* EXCERPT
--------------------------------

Introduction

wink-distance

Distance/Similarity functions for Bag of Words, Strings, Vectors and more.

Build Status Coverage Status Inline docs dependencies Status devDependencies Status

Compute distances or similarities needed for NLP, de-duplication and clustering using wink-distance. It is a part of wink — a growing family of high quality packages for Statistical Analysis, Natural Language Processing and Machine Learning in NodeJS.

Installation

Use npm to install:

npm install wink-distance --save

Documentation

Check out the distance/similarity API documentation to learn more.

Need Help?

If you spot a bug and the same has not yet been reported, raise a new issue or consider fixing it and sending a pull request.

Copyright & License

wink-distance is copyright 2017-18 GRAYPE Systems Private Limited.

It is licensed under the under the terms of the GNU Affero General Public License as published by the Free Software Foundation, version 3 of the License.

bow

bow.cosine

Computes the cosine distance between the input bag of words (bow) a and b and returns a value between 0 and 1.

bow.cosine
Parameters
a (object) — the first set of bows i.e word (i.e. key) and it's frequency (i.e. value) pairs.
b (object) — the second set of bows.
Returns
number: cosine distance between a and b .
Example
// bow for "the dog chased the cat"
var a = { the: 2, dog: 1, chased: 1, cat: 1 };
// bow  for "the cat chased the mouse"
var b = { the: 2, cat: 1, chased: 1, mouse: 1 };
cosine( a, b );
// -> 0.14285714285714302
// Note the bow could have been created directly by
// using "tokens.bow()" from the "wink-nlp-utils".

number

number.hamming

Computes the the hamming distance between two numbers; each number is assumed to be decimal representation of a binary number.

number.hamming
Parameters
na (number) — the first number.

--------------------------------

Rows from a data source:

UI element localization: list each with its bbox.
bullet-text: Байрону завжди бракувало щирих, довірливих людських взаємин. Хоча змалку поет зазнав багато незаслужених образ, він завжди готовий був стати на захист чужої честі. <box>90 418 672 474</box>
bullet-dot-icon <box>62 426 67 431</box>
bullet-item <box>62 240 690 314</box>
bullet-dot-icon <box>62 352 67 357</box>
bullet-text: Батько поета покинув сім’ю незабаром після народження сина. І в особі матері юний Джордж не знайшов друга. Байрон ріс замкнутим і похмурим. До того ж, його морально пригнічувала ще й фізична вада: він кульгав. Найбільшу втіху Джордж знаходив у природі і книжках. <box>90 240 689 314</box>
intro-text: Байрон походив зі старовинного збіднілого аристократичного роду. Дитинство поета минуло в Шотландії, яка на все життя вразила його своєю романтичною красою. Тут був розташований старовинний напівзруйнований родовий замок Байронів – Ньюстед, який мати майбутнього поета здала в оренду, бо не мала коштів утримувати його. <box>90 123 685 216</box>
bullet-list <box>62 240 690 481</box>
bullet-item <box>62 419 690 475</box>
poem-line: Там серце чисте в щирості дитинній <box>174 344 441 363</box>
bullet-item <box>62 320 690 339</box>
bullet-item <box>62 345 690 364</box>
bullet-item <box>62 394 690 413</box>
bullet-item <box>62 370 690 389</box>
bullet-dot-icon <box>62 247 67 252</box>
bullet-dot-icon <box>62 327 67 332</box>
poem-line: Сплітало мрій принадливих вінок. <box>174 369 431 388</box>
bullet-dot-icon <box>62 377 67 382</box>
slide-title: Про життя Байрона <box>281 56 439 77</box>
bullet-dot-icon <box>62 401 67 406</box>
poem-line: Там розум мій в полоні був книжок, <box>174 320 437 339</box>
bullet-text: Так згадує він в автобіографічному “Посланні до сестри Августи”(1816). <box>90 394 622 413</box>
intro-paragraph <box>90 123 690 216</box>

--------------------------------

Reproduce the wink-distance documentation above word for word, from start to end.

Introduction

wink-distance

Distance/Similarity functions for Bag of Words, Strings, Vectors and more.

Build Status Coverage Status Inline docs dependencies Status devDependencies Status

Compute distances or similarities needed for NLP, de-duplication and clustering using wink-distance. It is a part of wink — a growing family of high quality packages for Statistical Analysis, Natural Language Processing and Machine Learning in NodeJS.

Installation

Use npm to install:

npm install wink-distance --save

Documentation

Check out the distance/similarity API documentation to learn more.

Need Help?

If you spot a bug and the same has not yet been reported, raise a new issue or consider fixing it and sending a pull request.

Copyright & License

wink-distance is copyright 2017-18 GRAYPE Systems Private Limited.

It is licensed under the under the terms of the GNU Affero General Public License as published by the Free Software Foundation, version 3 of the License.

bow

bow.cosine

Computes the cosine distance between the input bag of words (bow) a and b and returns a value between 0 and 1.

bow.cosine
Parameters
a (object) — the first set of bows i.e word (i.e. key) and it's frequency (i.e. value) pairs.
b (object) — the second set of bows.
Returns
number: cosine distance between a and b .
Example
// bow for "the dog chased the cat"
var a = { the: 2, dog: 1, chased: 1, cat: 1 };
// bow  for "the cat chased the mouse"
var b = { the: 2, cat: 1, chased: 1, mouse: 1 };
cosine( a, b );
// -> 0.14285714285714302
// Note the bow could have been created directly by
// using "tokens.bow()" from the "wink-nlp-utils".

number

number.hamming

Computes the the hamming distance between two numbers; each number is assumed to be decimal representation of a binary number.

number.hamming
Parameters
na (number) — the first number.